**TASK OBJECTIVE:** With the pictures omitted, write out the entries that follow exactly as they stand.

**DATASET:**

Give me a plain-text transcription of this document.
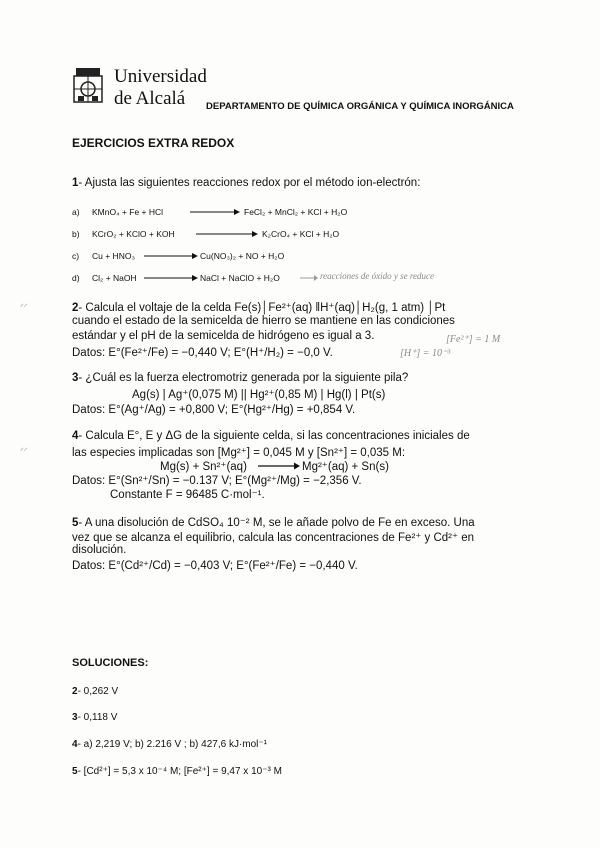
Universidad
de Alcalá DEPARTAMENTO DE QUÍMICA ORGÁNICA Y QUÍMICA INORGÁNICA
EJERCICIOS EXTRA REDOX
1- Ajusta las siguientes reacciones redox por el método ion-electrón:
a) KMnO₄ + Fe + HCl	FeCl₂ + MnCl₂ + KCl + H₂O
b) KCrO₂ + KClO + KOH	K₂CrO₄ + KCl + H₂O
c) Cu + HNO₃	Cu(NO₃)₂ + NO + H₂O
d) Cl₂ + NaOH	NaCl + NaClO + H₂O	reacciones de óxido y se reduce
ᐟᐟ
ᐟᐟ
2- Calcula el voltaje de la celda Fe(s)│Fe²⁺(aq) ‖H⁺(aq)│H₂(g, 1 atm) │Pt
cuando el estado de la semicelda de hierro se mantiene en las condiciones
estándar y el pH de la semicelda de hidrógeno es igual a 3.
Datos: E°(Fe²⁺/Fe) = −0,440 V; E°(H⁺/H₂) = −0,0 V.
[Fe²⁺] = 1 M
[H⁺] = 10⁻³
3- ¿Cuál es la fuerza electromotriz generada por la siguiente pila?
Ag(s) | Ag⁺(0,075 M) || Hg²⁺(0,85 M) | Hg(l) | Pt(s)
Datos: E°(Ag⁺/Ag) = +0,800 V; E°(Hg²⁺/Hg) = +0,854 V.
4- Calcula E°, E y ΔG de la siguiente celda, si las concentraciones iniciales de
las especies implicadas son [Mg²⁺] = 0,045 M y [Sn²⁺] = 0,035 M:
Mg(s) + Sn²⁺(aq)	Mg²⁺(aq) + Sn(s)
Datos: E°(Sn²⁺/Sn) = −0.137 V; E°(Mg²⁺/Mg) = −2,356 V.
Constante F = 96485 C·mol⁻¹.
5- A una disolución de CdSO₄ 10⁻² M, se le añade polvo de Fe en exceso. Una
vez que se alcanza el equilibrio, calcula las concentraciones de Fe²⁺ y Cd²⁺ en
disolución.
Datos: E°(Cd²⁺/Cd) = −0,403 V; E°(Fe²⁺/Fe) = −0,440 V.
SOLUCIONES:
2- 0,262 V
3- 0,118 V
4- a) 2,219 V; b) 2.216 V ; b) 427,6 kJ·mol⁻¹
5- [Cd²⁺] = 5,3 x 10⁻⁴ M; [Fe²⁺] = 9,47 x 10⁻³ M
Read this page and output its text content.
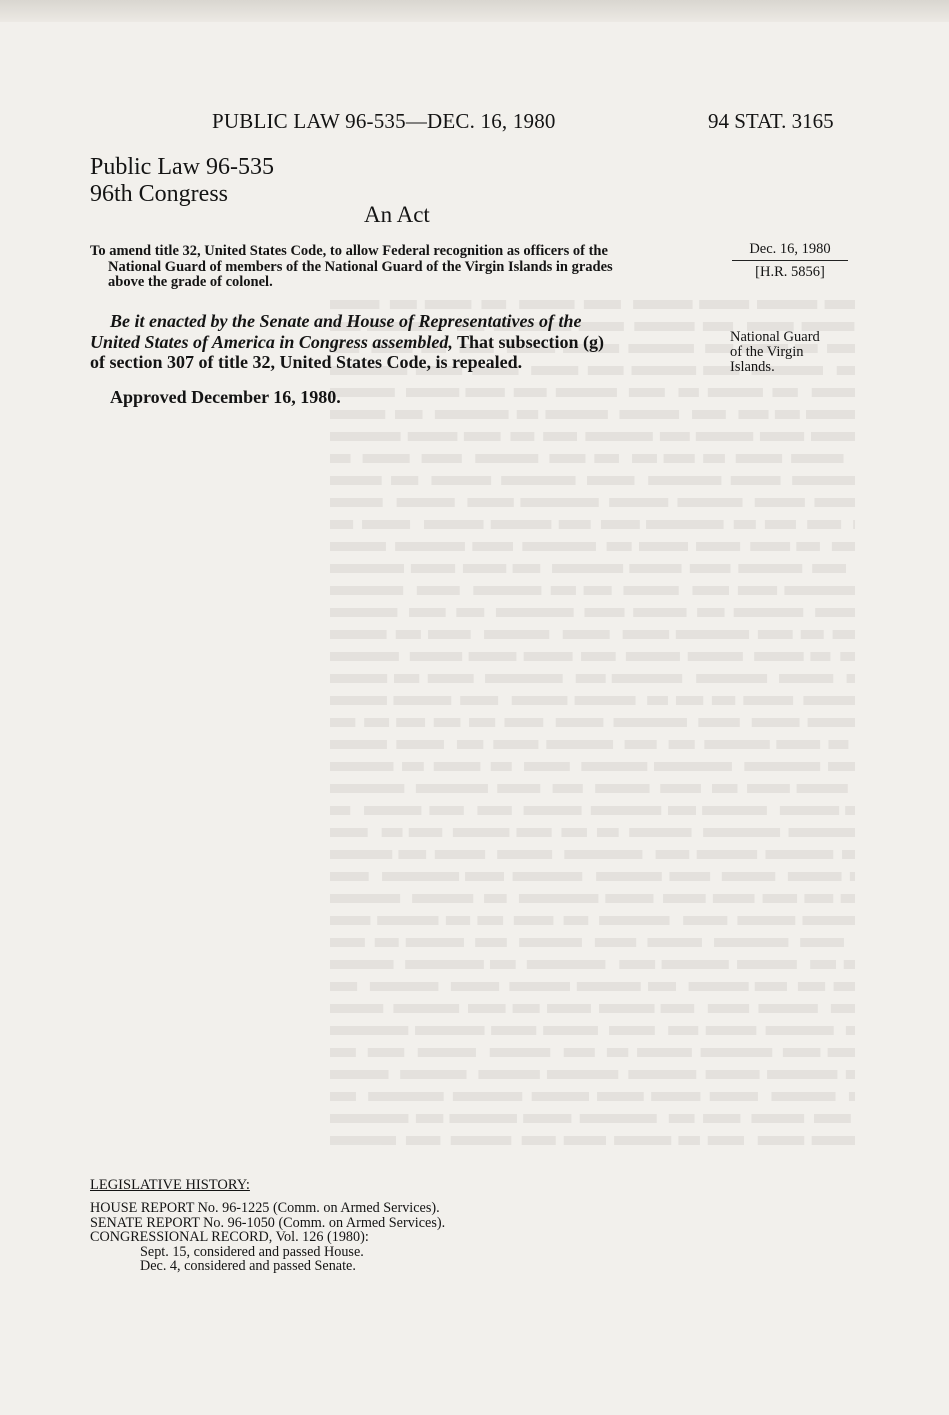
PUBLIC LAW 96-535—DEC. 16, 1980	94 STAT. 3165
Public Law 96-535
96th Congress
An Act
To amend title 32, United States Code, to allow Federal recognition as officers of the
National Guard of members of the National Guard of the Virgin Islands in grades
above the grade of colonel.
Dec. 16, 1980
[H.R. 5856]
Be it enacted by the Senate and House of Representatives of the
United States of America in Congress assembled, That subsection (g)
of section 307 of title 32, United States Code, is repealed.
National Guard
of the Virgin
Islands.
Approved December 16, 1980.
LEGISLATIVE HISTORY:
HOUSE REPORT No. 96-1225 (Comm. on Armed Services).
SENATE REPORT No. 96-1050 (Comm. on Armed Services).
CONGRESSIONAL RECORD, Vol. 126 (1980):
Sept. 15, considered and passed House.
Dec. 4, considered and passed Senate.
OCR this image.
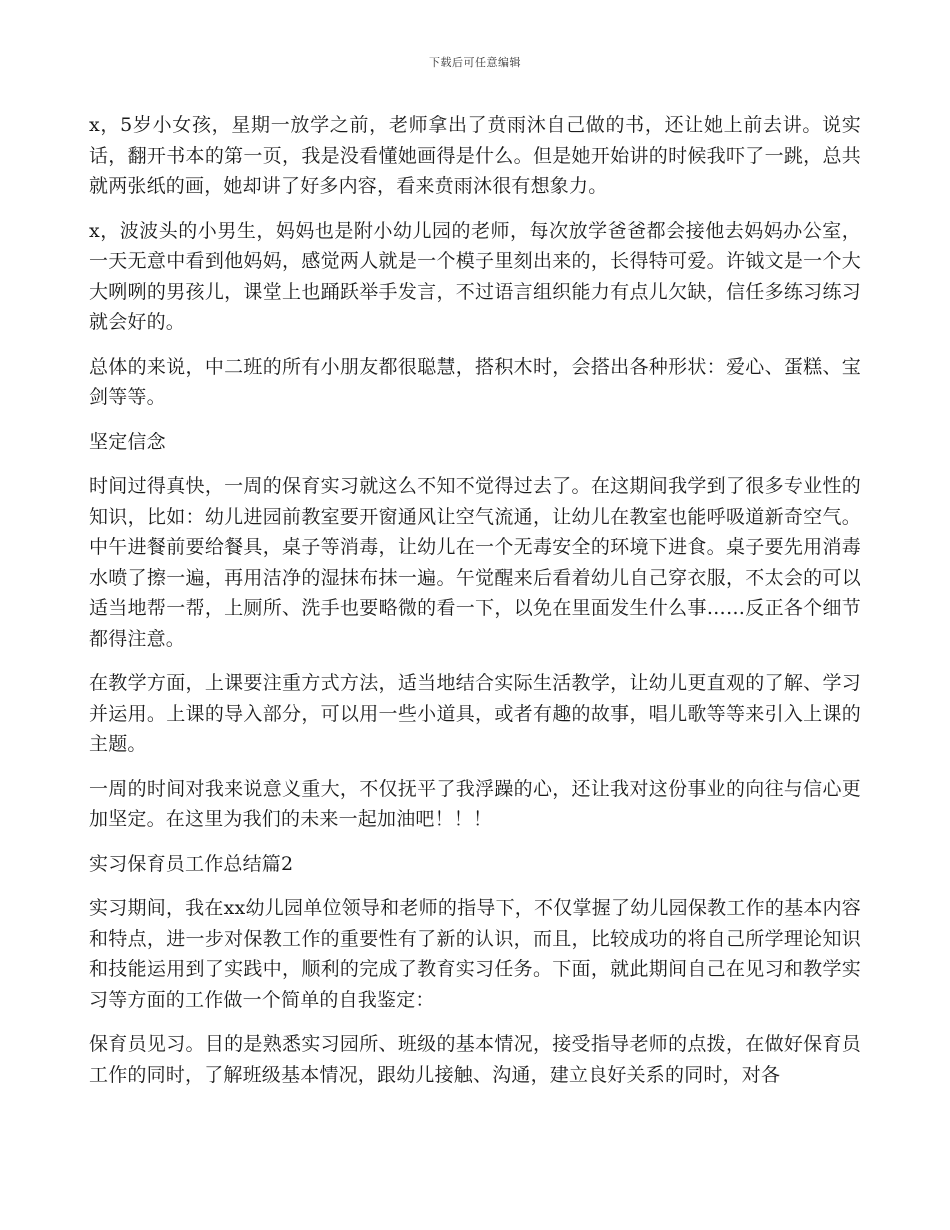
下载后可任意编辑

x，5岁小女孩，星期一放学之前，老师拿出了贲雨沐自己做的书，还让她上前去讲。说实话，翻开书本的第一页，我是没看懂她画得是什么。但是她开始讲的时候我吓了一跳，总共就两张纸的画，她却讲了好多内容，看来贲雨沐很有想象力。

x，波波头的小男生，妈妈也是附小幼儿园的老师，每次放学爸爸都会接他去妈妈办公室，一天无意中看到他妈妈，感觉两人就是一个模子里刻出来的，长得特可爱。许钺文是一个大大咧咧的男孩儿，课堂上也踊跃举手发言，不过语言组织能力有点儿欠缺，信任多练习练习就会好的。

总体的来说，中二班的所有小朋友都很聪慧，搭积木时，会搭出各种形状：爱心、蛋糕、宝剑等等。

坚定信念

时间过得真快，一周的保育实习就这么不知不觉得过去了。在这期间我学到了很多专业性的知识，比如：幼儿进园前教室要开窗通风让空气流通，让幼儿在教室也能呼吸道新奇空气。中午进餐前要给餐具，桌子等消毒，让幼儿在一个无毒安全的环境下进食。桌子要先用消毒水喷了擦一遍，再用洁净的湿抹布抹一遍。午觉醒来后看着幼儿自己穿衣服，不太会的可以适当地帮一帮，上厕所、洗手也要略微的看一下，以免在里面发生什么事……反正各个细节都得注意。

在教学方面，上课要注重方式方法，适当地结合实际生活教学，让幼儿更直观的了解、学习并运用。上课的导入部分，可以用一些小道具，或者有趣的故事，唱儿歌等等来引入上课的主题。

一周的时间对我来说意义重大，不仅抚平了我浮躁的心，还让我对这份事业的向往与信心更加坚定。在这里为我们的未来一起加油吧！！！

实习保育员工作总结篇2

实习期间，我在xx幼儿园单位领导和老师的指导下，不仅掌握了幼儿园保教工作的基本内容和特点，进一步对保教工作的重要性有了新的认识，而且，比较成功的将自己所学理论知识和技能运用到了实践中，顺利的完成了教育实习任务。下面，就此期间自己在见习和教学实习等方面的工作做一个简单的自我鉴定：

保育员见习。目的是熟悉实习园所、班级的基本情况，接受指导老师的点拨，在做好保育员工作的同时，了解班级基本情况，跟幼儿接触、沟通，建立良好关系的同时，对各
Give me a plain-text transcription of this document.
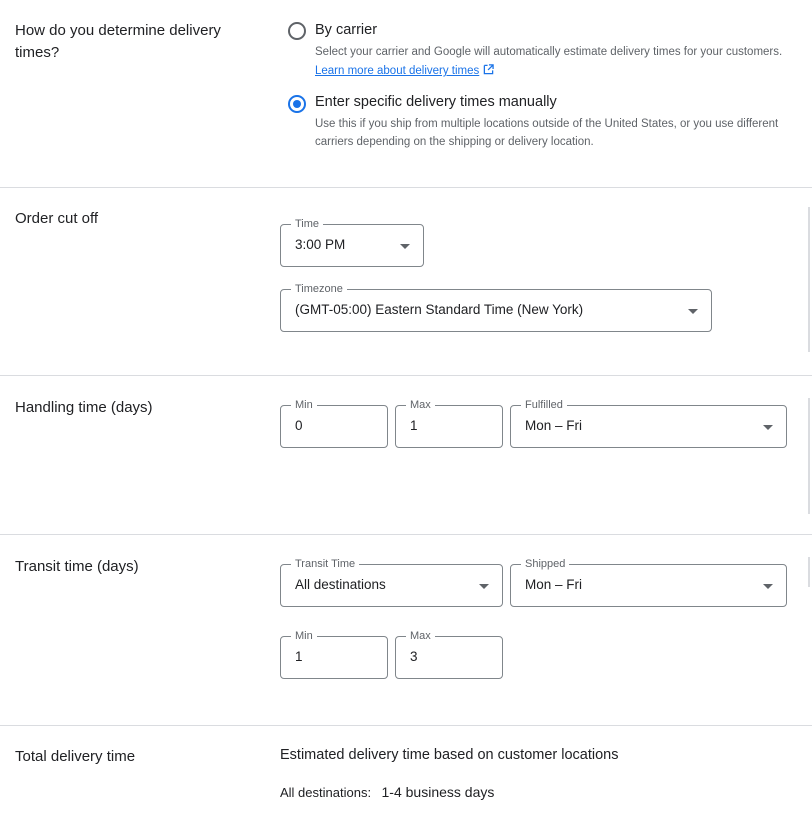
How do you determine delivery times?
By carrier
Select your carrier and Google will automatically estimate delivery times for your customers.
Learn more about delivery times
Enter specific delivery times manually
Use this if you ship from multiple locations outside of the United States, or you use different carriers depending on the shipping or delivery location.
Order cut off	Time
3:00 PM
Timezone
(GMT-05:00) Eastern Standard Time (New York)
Handling time (days)	Min
0
Max
1
Fulfilled
Mon – Fri
Transit time (days)	Transit Time
All destinations
Shipped
Mon – Fri
Min
1
Max
3
Total delivery time	Estimated delivery time based on customer locations
All destinations: 1-4 business days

**ANSWER BELOW:**
Give me a plain-text transcription of this document.
Universidad
de Alcalá DEPARTAMENTO DE QUÍMICA ORGÁNICA Y QUÍMICA INORGÁNICA
EJERCICIOS EXTRA REDOX
1- Ajusta las siguientes reacciones redox por el método ion-electrón:
a) KMnO₄ + Fe + HCl	FeCl₂ + MnCl₂ + KCl + H₂O
b) KCrO₂ + KClO + KOH	K₂CrO₄ + KCl + H₂O
c) Cu + HNO₃	Cu(NO₃)₂ + NO + H₂O
d) Cl₂ + NaOH	NaCl + NaClO + H₂O	reacciones de óxido y se reduce
ᐟᐟ
ᐟᐟ
2- Calcula el voltaje de la celda Fe(s)│Fe²⁺(aq) ‖H⁺(aq)│H₂(g, 1 atm) │Pt
cuando el estado de la semicelda de hierro se mantiene en las condiciones
estándar y el pH de la semicelda de hidrógeno es igual a 3.
Datos: E°(Fe²⁺/Fe) = −0,440 V; E°(H⁺/H₂) = −0,0 V.
[Fe²⁺] = 1 M
[H⁺] = 10⁻³
3- ¿Cuál es la fuerza electromotriz generada por la siguiente pila?
Ag(s) | Ag⁺(0,075 M) || Hg²⁺(0,85 M) | Hg(l) | Pt(s)
Datos: E°(Ag⁺/Ag) = +0,800 V; E°(Hg²⁺/Hg) = +0,854 V.
4- Calcula E°, E y ΔG de la siguiente celda, si las concentraciones iniciales de
las especies implicadas son [Mg²⁺] = 0,045 M y [Sn²⁺] = 0,035 M:
Mg(s) + Sn²⁺(aq)	Mg²⁺(aq) + Sn(s)
Datos: E°(Sn²⁺/Sn) = −0.137 V; E°(Mg²⁺/Mg) = −2,356 V.
Constante F = 96485 C·mol⁻¹.
5- A una disolución de CdSO₄ 10⁻² M, se le añade polvo de Fe en exceso. Una
vez que se alcanza el equilibrio, calcula las concentraciones de Fe²⁺ y Cd²⁺ en
disolución.
Datos: E°(Cd²⁺/Cd) = −0,403 V; E°(Fe²⁺/Fe) = −0,440 V.
SOLUCIONES:
2- 0,262 V
3- 0,118 V
4- a) 2,219 V; b) 2.216 V ; b) 427,6 kJ·mol⁻¹
5- [Cd²⁺] = 5,3 x 10⁻⁴ M; [Fe²⁺] = 9,47 x 10⁻³ M
Read this page and output its text content.
PUBLIC LAW 96-535—DEC. 16, 1980	94 STAT. 3165
Public Law 96-535
96th Congress
An Act
To amend title 32, United States Code, to allow Federal recognition as officers of the
National Guard of members of the National Guard of the Virgin Islands in grades
above the grade of colonel.
Dec. 16, 1980
[H.R. 5856]
Be it enacted by the Senate and House of Representatives of the
United States of America in Congress assembled, That subsection (g)
of section 307 of title 32, United States Code, is repealed.
National Guard
of the Virgin
Islands.
Approved December 16, 1980.
LEGISLATIVE HISTORY:
HOUSE REPORT No. 96-1225 (Comm. on Armed Services).
SENATE REPORT No. 96-1050 (Comm. on Armed Services).
CONGRESSIONAL RECORD, Vol. 126 (1980):
Sept. 15, considered and passed House.
Dec. 4, considered and passed Senate.
OCR this image.
下载后可任意编辑

x，5岁小女孩，星期一放学之前，老师拿出了贲雨沐自己做的书，还让她上前去讲。说实话，翻开书本的第一页，我是没看懂她画得是什么。但是她开始讲的时候我吓了一跳，总共就两张纸的画，她却讲了好多内容，看来贲雨沐很有想象力。

x，波波头的小男生，妈妈也是附小幼儿园的老师，每次放学爸爸都会接他去妈妈办公室，一天无意中看到他妈妈，感觉两人就是一个模子里刻出来的，长得特可爱。许钺文是一个大大咧咧的男孩儿，课堂上也踊跃举手发言，不过语言组织能力有点儿欠缺，信任多练习练习就会好的。

总体的来说，中二班的所有小朋友都很聪慧，搭积木时，会搭出各种形状：爱心、蛋糕、宝剑等等。

坚定信念

时间过得真快，一周的保育实习就这么不知不觉得过去了。在这期间我学到了很多专业性的知识，比如：幼儿进园前教室要开窗通风让空气流通，让幼儿在教室也能呼吸道新奇空气。中午进餐前要给餐具，桌子等消毒，让幼儿在一个无毒安全的环境下进食。桌子要先用消毒水喷了擦一遍，再用洁净的湿抹布抹一遍。午觉醒来后看着幼儿自己穿衣服，不太会的可以适当地帮一帮，上厕所、洗手也要略微的看一下，以免在里面发生什么事……反正各个细节都得注意。

在教学方面，上课要注重方式方法，适当地结合实际生活教学，让幼儿更直观的了解、学习并运用。上课的导入部分，可以用一些小道具，或者有趣的故事，唱儿歌等等来引入上课的主题。

一周的时间对我来说意义重大，不仅抚平了我浮躁的心，还让我对这份事业的向往与信心更加坚定。在这里为我们的未来一起加油吧！！！

实习保育员工作总结篇2

实习期间，我在xx幼儿园单位领导和老师的指导下，不仅掌握了幼儿园保教工作的基本内容和特点，进一步对保教工作的重要性有了新的认识，而且，比较成功的将自己所学理论知识和技能运用到了实践中，顺利的完成了教育实习任务。下面，就此期间自己在见习和教学实习等方面的工作做一个简单的自我鉴定：

保育员见习。目的是熟悉实习园所、班级的基本情况，接受指导老师的点拨，在做好保育员工作的同时，了解班级基本情况，跟幼儿接触、沟通，建立良好关系的同时，对各
Give me a plain-text transcription of this document.
How do you determine delivery times?
By carrier
Select your carrier and Google will automatically estimate delivery times for your customers.
Learn more about delivery times
Enter specific delivery times manually
Use this if you ship from multiple locations outside of the United States, or you use different carriers depending on the shipping or delivery location.
Order cut off	Time
3:00 PM
Timezone
(GMT-05:00) Eastern Standard Time (New York)
Handling time (days)	Min
0
Max
1
Fulfilled
Mon – Fri
Transit time (days)	Transit Time
All destinations
Shipped
Mon – Fri
Min
1
Max
3
Total delivery time	Estimated delivery time based on customer locations
All destinations: 1-4 business days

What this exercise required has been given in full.